[Chart and figure data]

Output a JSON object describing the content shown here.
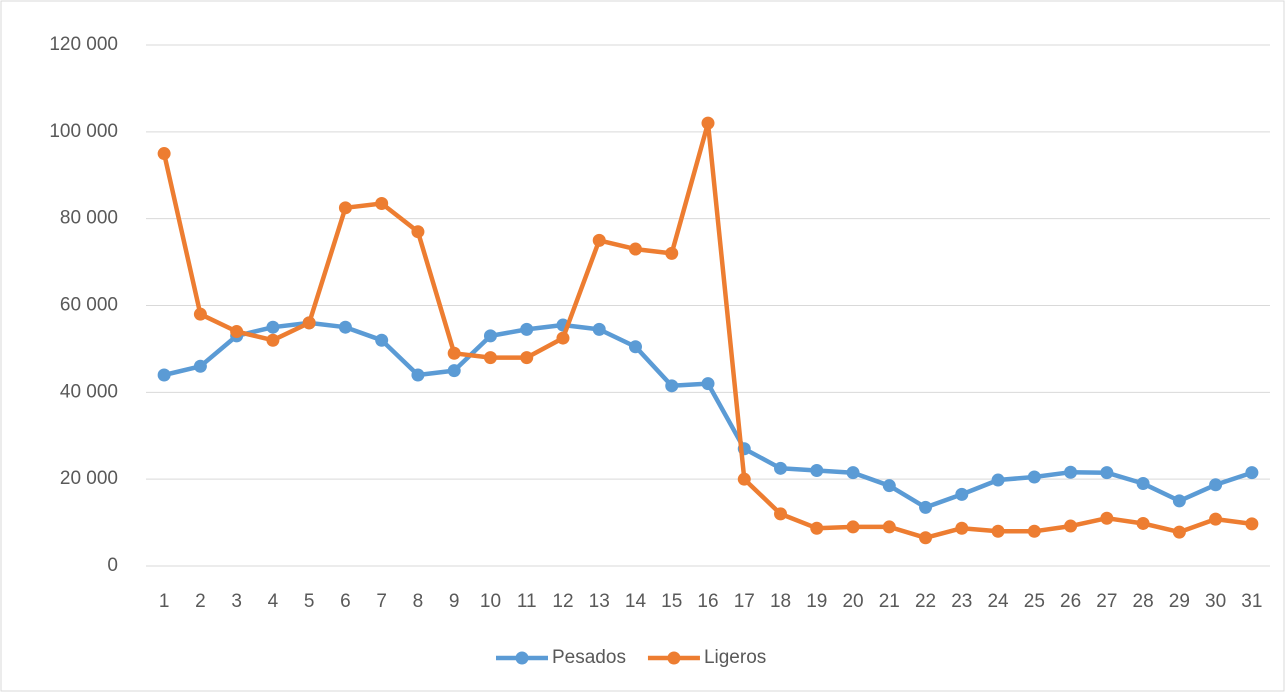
{
  "chart_data": {
    "type": "line",
    "categories": [
      "1",
      "2",
      "3",
      "4",
      "5",
      "6",
      "7",
      "8",
      "9",
      "10",
      "11",
      "12",
      "13",
      "14",
      "15",
      "16",
      "17",
      "18",
      "19",
      "20",
      "21",
      "22",
      "23",
      "24",
      "25",
      "26",
      "27",
      "28",
      "29",
      "30",
      "31"
    ],
    "series": [
      {
        "name": "Pesados",
        "color": "#5b9bd5",
        "values": [
          44000,
          46000,
          53000,
          55000,
          56000,
          55000,
          52000,
          44000,
          45000,
          53000,
          54500,
          55500,
          54500,
          50500,
          41500,
          42000,
          27000,
          22500,
          22000,
          21500,
          18500,
          13500,
          16500,
          19800,
          20500,
          21600,
          21500,
          19000,
          15000,
          18700,
          21500
        ]
      },
      {
        "name": "Ligeros",
        "color": "#ed7d31",
        "values": [
          95000,
          58000,
          54000,
          52000,
          56000,
          82500,
          83500,
          77000,
          49000,
          48000,
          48000,
          52500,
          75000,
          73000,
          72000,
          102000,
          20000,
          12000,
          8700,
          9000,
          9000,
          6500,
          8700,
          8000,
          8000,
          9200,
          11000,
          9800,
          7800,
          10800,
          9700
        ]
      }
    ],
    "ylim": [
      0,
      120000
    ],
    "yticks": [
      0,
      {
        "value": 20000,
        "label": "20 000"
      },
      {
        "value": 40000,
        "label": "40 000"
      },
      {
        "value": 60000,
        "label": "60 000"
      },
      {
        "value": 80000,
        "label": "80 000"
      },
      {
        "value": 100000,
        "label": "100 000"
      },
      {
        "value": 120000,
        "label": "120 000"
      }
    ],
    "grid": true,
    "legend": "bottom"
  }
}
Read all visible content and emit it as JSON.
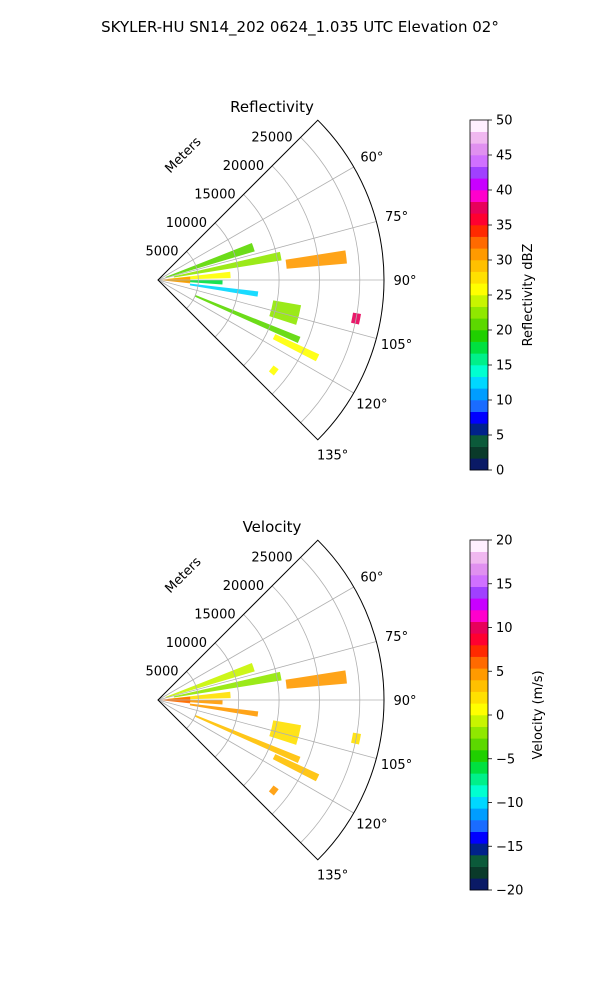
{
  "figure": {
    "title": "SKYLER-HU  SN14_202  0624_1.035 UTC Elevation 02°"
  },
  "chart_data": [
    {
      "type": "heatmap",
      "projection": "polar-sector",
      "title": "Reflectivity",
      "range_label": "Meters",
      "range_ticks": [
        "5000",
        "10000",
        "15000",
        "20000",
        "25000"
      ],
      "range_tick_values": [
        5000,
        10000,
        15000,
        20000,
        25000
      ],
      "range_max": 28000,
      "azimuth_range": [
        45,
        135
      ],
      "azimuth_ticks": [
        "60°",
        "75°",
        "90°",
        "105°",
        "120°",
        "135°"
      ],
      "azimuth_tick_values": [
        60,
        75,
        90,
        105,
        120,
        135
      ],
      "grid": true,
      "colorbar": {
        "label": "Reflectivity dBZ",
        "min": 0,
        "max": 50,
        "ticks": [
          "0",
          "5",
          "10",
          "15",
          "20",
          "25",
          "30",
          "35",
          "40",
          "45",
          "50"
        ],
        "tick_values": [
          0,
          5,
          10,
          15,
          20,
          25,
          30,
          35,
          40,
          45,
          50
        ],
        "colors": [
          "#0a1a66",
          "#0a3a2a",
          "#0b5a3a",
          "#00228b",
          "#0000ff",
          "#1a6cff",
          "#009dff",
          "#00d7ff",
          "#00ffd0",
          "#00f08a",
          "#00e040",
          "#20d000",
          "#5cd800",
          "#90e800",
          "#c8f500",
          "#ffff00",
          "#ffe000",
          "#ffc000",
          "#ff9a00",
          "#ff6a00",
          "#ff2a00",
          "#ff0030",
          "#e8005a",
          "#ff00cc",
          "#c800ff",
          "#a040ff",
          "#d070ff",
          "#e090f0",
          "#f0b8f0",
          "#fff0ff"
        ]
      },
      "echoes": [
        {
          "az": 71,
          "r0": 1000,
          "r1": 12500,
          "w": 5,
          "v": 20
        },
        {
          "az": 79,
          "r0": 2000,
          "r1": 15500,
          "w": 4,
          "v": 22
        },
        {
          "az": 86,
          "r0": 1200,
          "r1": 9000,
          "w": 5,
          "v": 25
        },
        {
          "az": 92,
          "r0": 500,
          "r1": 8000,
          "w": 4,
          "v": 18
        },
        {
          "az": 98,
          "r0": 4000,
          "r1": 12500,
          "w": 3,
          "v": 13
        },
        {
          "az": 83,
          "r0": 16000,
          "r1": 23500,
          "w": 4,
          "v": 31
        },
        {
          "az": 113,
          "r0": 5000,
          "r1": 19000,
          "w": 2.5,
          "v": 21
        },
        {
          "az": 116,
          "r0": 16000,
          "r1": 22000,
          "w": 2.5,
          "v": 26
        },
        {
          "az": 104,
          "r0": 14500,
          "r1": 18000,
          "w": 8,
          "v": 22
        },
        {
          "az": 101,
          "r0": 24500,
          "r1": 25500,
          "w": 3,
          "v": 38
        },
        {
          "az": 128,
          "r0": 17800,
          "r1": 18600,
          "w": 3,
          "v": 25
        },
        {
          "az": 90,
          "r0": 500,
          "r1": 4000,
          "w": 12,
          "v": 30
        }
      ]
    },
    {
      "type": "heatmap",
      "projection": "polar-sector",
      "title": "Velocity",
      "range_label": "Meters",
      "range_ticks": [
        "5000",
        "10000",
        "15000",
        "20000",
        "25000"
      ],
      "range_tick_values": [
        5000,
        10000,
        15000,
        20000,
        25000
      ],
      "range_max": 28000,
      "azimuth_range": [
        45,
        135
      ],
      "azimuth_ticks": [
        "60°",
        "75°",
        "90°",
        "105°",
        "120°",
        "135°"
      ],
      "azimuth_tick_values": [
        60,
        75,
        90,
        105,
        120,
        135
      ],
      "grid": true,
      "colorbar": {
        "label": "Velocity (m/s)",
        "min": -20,
        "max": 20,
        "ticks": [
          "−20",
          "−15",
          "−10",
          "−5",
          "0",
          "5",
          "10",
          "15",
          "20"
        ],
        "tick_values": [
          -20,
          -15,
          -10,
          -5,
          0,
          5,
          10,
          15,
          20
        ],
        "colors": [
          "#0a1a66",
          "#0a3a2a",
          "#0b5a3a",
          "#00228b",
          "#0000ff",
          "#1a6cff",
          "#009dff",
          "#00d7ff",
          "#00ffd0",
          "#00f08a",
          "#00e040",
          "#20d000",
          "#5cd800",
          "#90e800",
          "#c8f500",
          "#ffff00",
          "#ffe000",
          "#ffc000",
          "#ff9a00",
          "#ff6a00",
          "#ff2a00",
          "#ff0030",
          "#e8005a",
          "#ff00cc",
          "#c800ff",
          "#a040ff",
          "#d070ff",
          "#e090f0",
          "#f0b8f0",
          "#fff0ff"
        ]
      },
      "echoes": [
        {
          "az": 71,
          "r0": 1000,
          "r1": 12500,
          "w": 5,
          "v": -1
        },
        {
          "az": 79,
          "r0": 2000,
          "r1": 15500,
          "w": 4,
          "v": -2
        },
        {
          "az": 86,
          "r0": 1200,
          "r1": 9000,
          "w": 5,
          "v": 2
        },
        {
          "az": 92,
          "r0": 500,
          "r1": 8000,
          "w": 4,
          "v": 5
        },
        {
          "az": 98,
          "r0": 4000,
          "r1": 12500,
          "w": 3,
          "v": 4
        },
        {
          "az": 83,
          "r0": 16000,
          "r1": 23500,
          "w": 4,
          "v": 4
        },
        {
          "az": 113,
          "r0": 5000,
          "r1": 19000,
          "w": 2.5,
          "v": 3
        },
        {
          "az": 116,
          "r0": 16000,
          "r1": 22000,
          "w": 2.5,
          "v": 3
        },
        {
          "az": 104,
          "r0": 14500,
          "r1": 18000,
          "w": 8,
          "v": 2
        },
        {
          "az": 101,
          "r0": 24500,
          "r1": 25500,
          "w": 3,
          "v": 2
        },
        {
          "az": 128,
          "r0": 17800,
          "r1": 18600,
          "w": 3,
          "v": 4
        },
        {
          "az": 90,
          "r0": 500,
          "r1": 4000,
          "w": 12,
          "v": 6
        }
      ]
    }
  ]
}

● Given request:
From the data above, copy out every line with the string "content" in it.

● Solution for this task:
Output a JSON object describing the content shown here.
Read all visible content and emit it as JSON.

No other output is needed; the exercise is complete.